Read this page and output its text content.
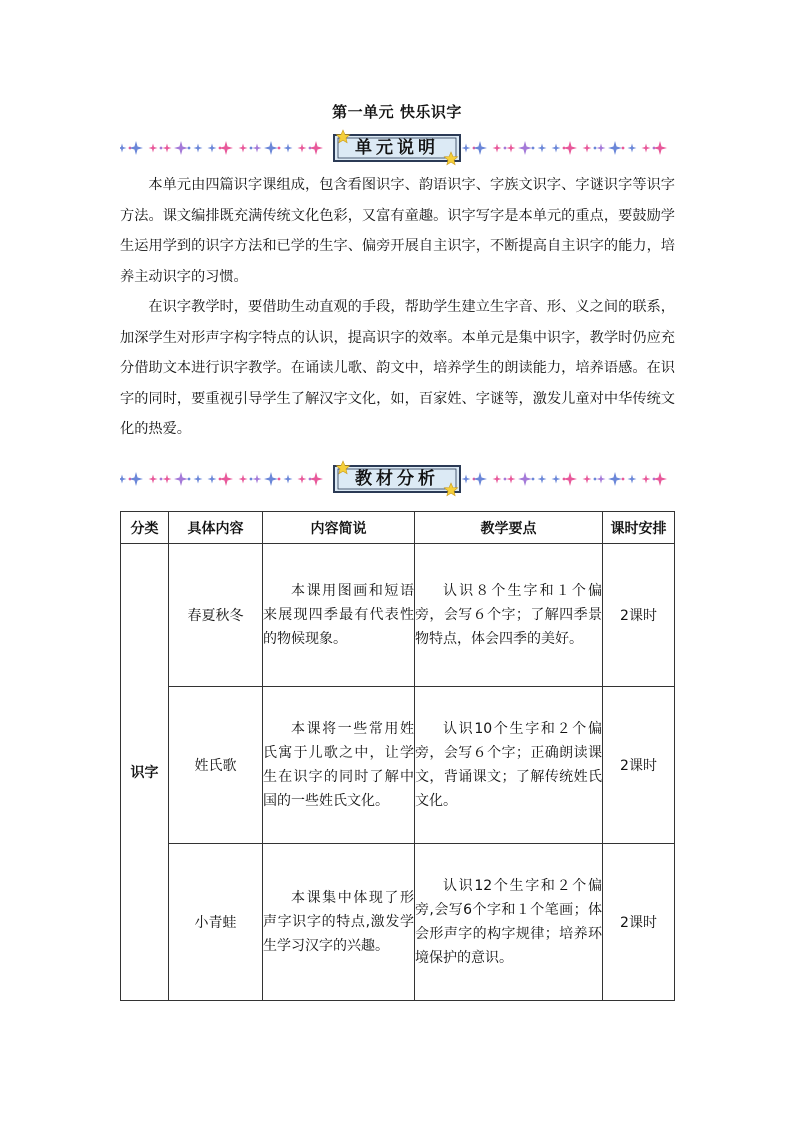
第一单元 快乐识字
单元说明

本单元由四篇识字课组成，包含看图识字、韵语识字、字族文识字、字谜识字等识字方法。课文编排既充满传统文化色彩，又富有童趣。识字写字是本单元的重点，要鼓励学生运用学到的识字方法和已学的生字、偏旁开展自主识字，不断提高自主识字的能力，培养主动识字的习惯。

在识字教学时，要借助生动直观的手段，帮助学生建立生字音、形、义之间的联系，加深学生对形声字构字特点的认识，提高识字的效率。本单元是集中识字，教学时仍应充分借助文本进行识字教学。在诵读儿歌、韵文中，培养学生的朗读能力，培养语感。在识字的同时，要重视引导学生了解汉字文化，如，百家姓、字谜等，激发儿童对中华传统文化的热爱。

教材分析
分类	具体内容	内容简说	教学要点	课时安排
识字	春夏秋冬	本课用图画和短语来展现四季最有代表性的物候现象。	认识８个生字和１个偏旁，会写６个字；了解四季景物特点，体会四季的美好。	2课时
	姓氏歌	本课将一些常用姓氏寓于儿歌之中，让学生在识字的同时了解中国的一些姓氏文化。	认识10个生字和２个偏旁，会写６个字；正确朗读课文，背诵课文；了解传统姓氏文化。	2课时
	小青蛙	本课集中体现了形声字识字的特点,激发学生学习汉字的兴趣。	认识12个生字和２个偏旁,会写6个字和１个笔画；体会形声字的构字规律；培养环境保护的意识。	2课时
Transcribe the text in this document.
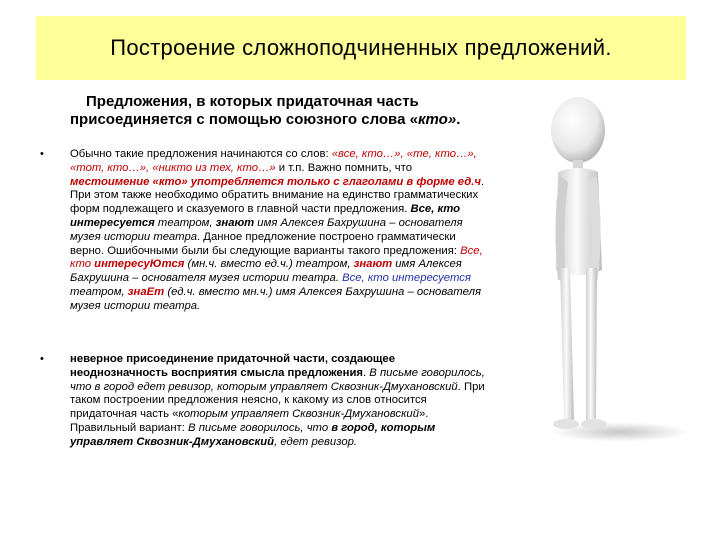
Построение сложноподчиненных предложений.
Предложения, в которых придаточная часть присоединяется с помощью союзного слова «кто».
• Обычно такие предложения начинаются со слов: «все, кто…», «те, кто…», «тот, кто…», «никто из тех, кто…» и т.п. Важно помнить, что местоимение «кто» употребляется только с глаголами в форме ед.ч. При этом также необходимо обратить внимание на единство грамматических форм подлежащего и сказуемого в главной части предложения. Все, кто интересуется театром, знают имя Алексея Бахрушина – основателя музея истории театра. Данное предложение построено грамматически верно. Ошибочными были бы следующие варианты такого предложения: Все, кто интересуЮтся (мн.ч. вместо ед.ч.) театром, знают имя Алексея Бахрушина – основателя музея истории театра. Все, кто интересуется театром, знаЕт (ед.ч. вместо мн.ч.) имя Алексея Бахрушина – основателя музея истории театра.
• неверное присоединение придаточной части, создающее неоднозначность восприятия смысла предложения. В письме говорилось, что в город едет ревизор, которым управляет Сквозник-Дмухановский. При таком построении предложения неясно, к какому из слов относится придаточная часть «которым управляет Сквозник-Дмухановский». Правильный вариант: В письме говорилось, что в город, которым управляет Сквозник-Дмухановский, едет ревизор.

───

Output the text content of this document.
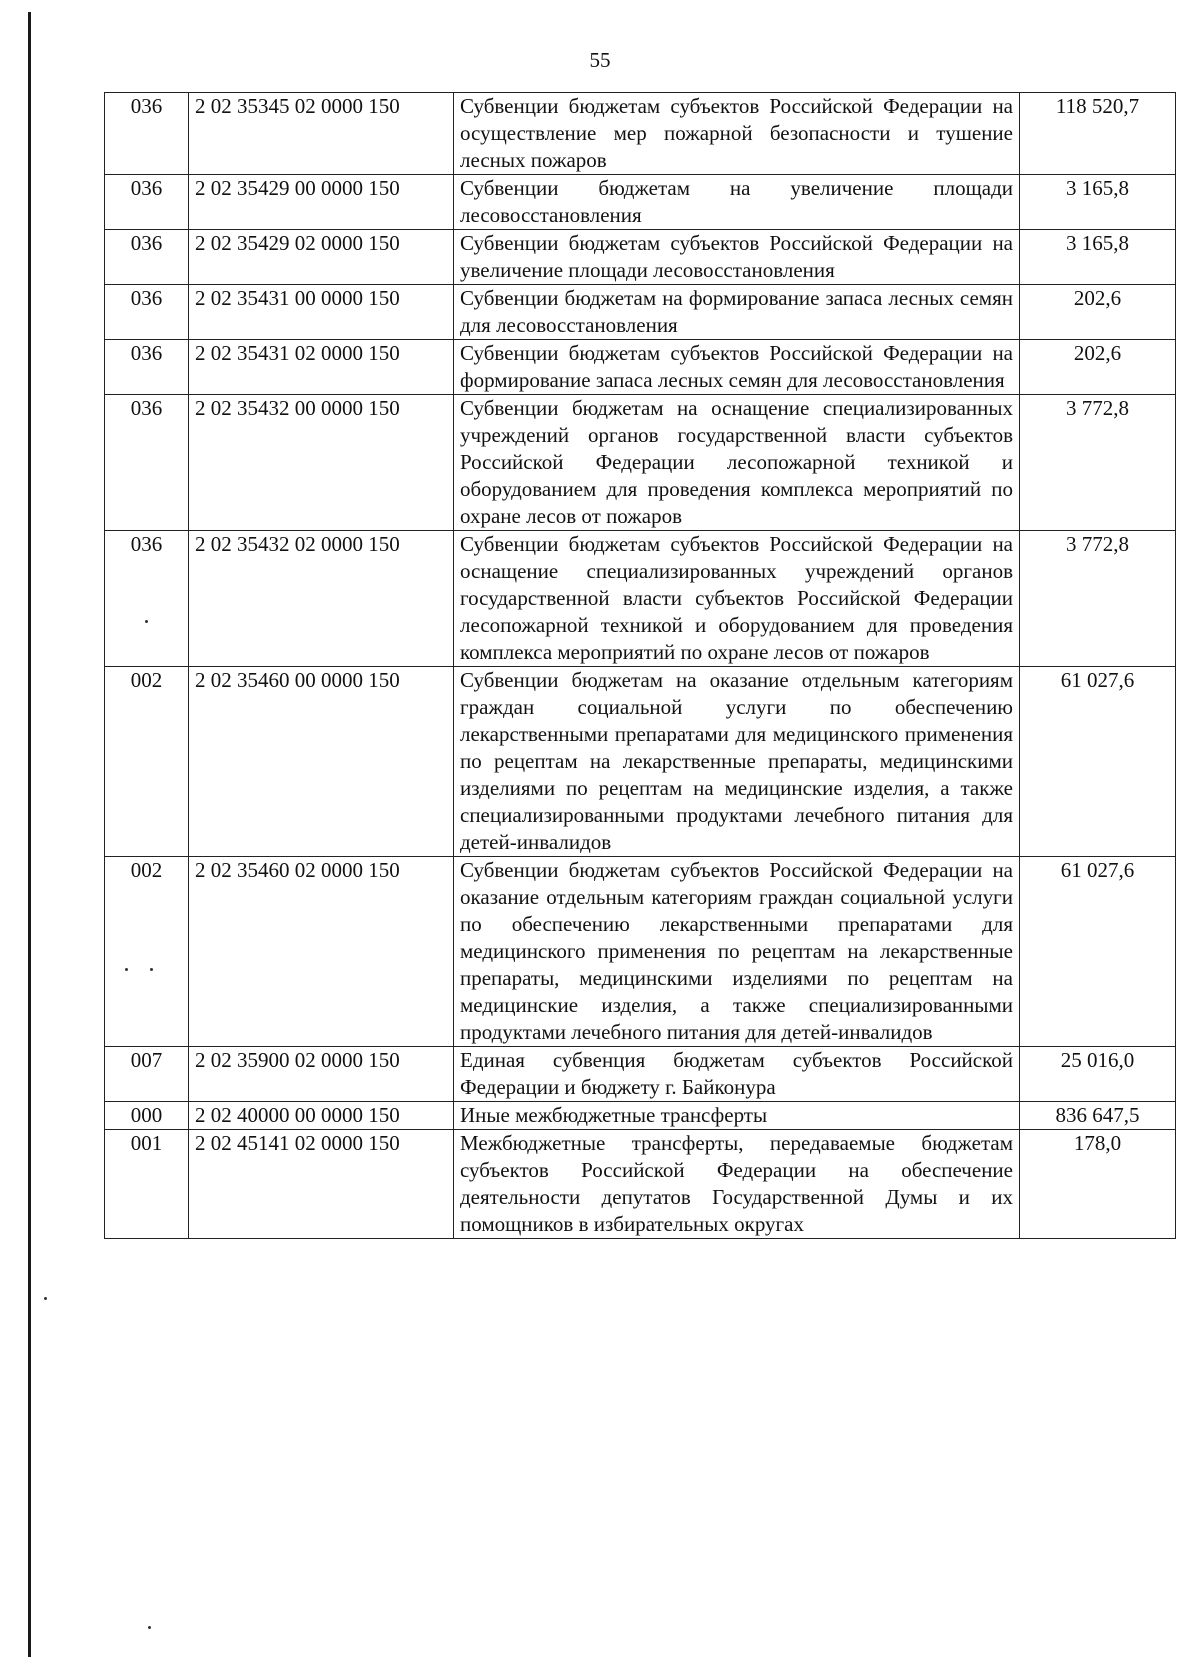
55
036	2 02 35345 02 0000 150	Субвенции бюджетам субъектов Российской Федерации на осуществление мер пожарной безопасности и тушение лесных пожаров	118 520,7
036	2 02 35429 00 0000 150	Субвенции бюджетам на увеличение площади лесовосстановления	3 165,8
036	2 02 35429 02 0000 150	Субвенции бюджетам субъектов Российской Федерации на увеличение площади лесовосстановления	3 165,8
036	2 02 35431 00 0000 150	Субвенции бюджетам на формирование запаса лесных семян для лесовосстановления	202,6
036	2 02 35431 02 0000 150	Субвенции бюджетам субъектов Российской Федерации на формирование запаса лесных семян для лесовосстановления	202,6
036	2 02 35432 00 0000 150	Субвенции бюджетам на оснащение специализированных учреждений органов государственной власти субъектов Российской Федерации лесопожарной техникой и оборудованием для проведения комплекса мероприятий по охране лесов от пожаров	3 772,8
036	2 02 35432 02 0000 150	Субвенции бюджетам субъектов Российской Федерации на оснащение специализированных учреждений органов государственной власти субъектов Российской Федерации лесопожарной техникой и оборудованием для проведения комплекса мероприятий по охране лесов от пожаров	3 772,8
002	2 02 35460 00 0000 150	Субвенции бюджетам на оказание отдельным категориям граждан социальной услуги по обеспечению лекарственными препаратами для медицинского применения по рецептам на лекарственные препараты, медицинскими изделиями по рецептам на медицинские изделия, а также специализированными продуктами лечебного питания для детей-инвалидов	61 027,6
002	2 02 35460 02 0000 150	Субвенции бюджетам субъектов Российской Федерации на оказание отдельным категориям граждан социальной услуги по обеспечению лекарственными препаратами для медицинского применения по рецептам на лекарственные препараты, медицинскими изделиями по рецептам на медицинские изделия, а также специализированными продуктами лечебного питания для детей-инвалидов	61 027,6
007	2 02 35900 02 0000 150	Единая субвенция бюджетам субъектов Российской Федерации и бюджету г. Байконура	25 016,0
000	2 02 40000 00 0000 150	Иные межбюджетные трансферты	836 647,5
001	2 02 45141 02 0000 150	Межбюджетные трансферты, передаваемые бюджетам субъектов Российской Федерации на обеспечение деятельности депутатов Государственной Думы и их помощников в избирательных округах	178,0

───

Aim: Count each line above in which the string "проведения" appears, then state only the total.

Response to the task: 2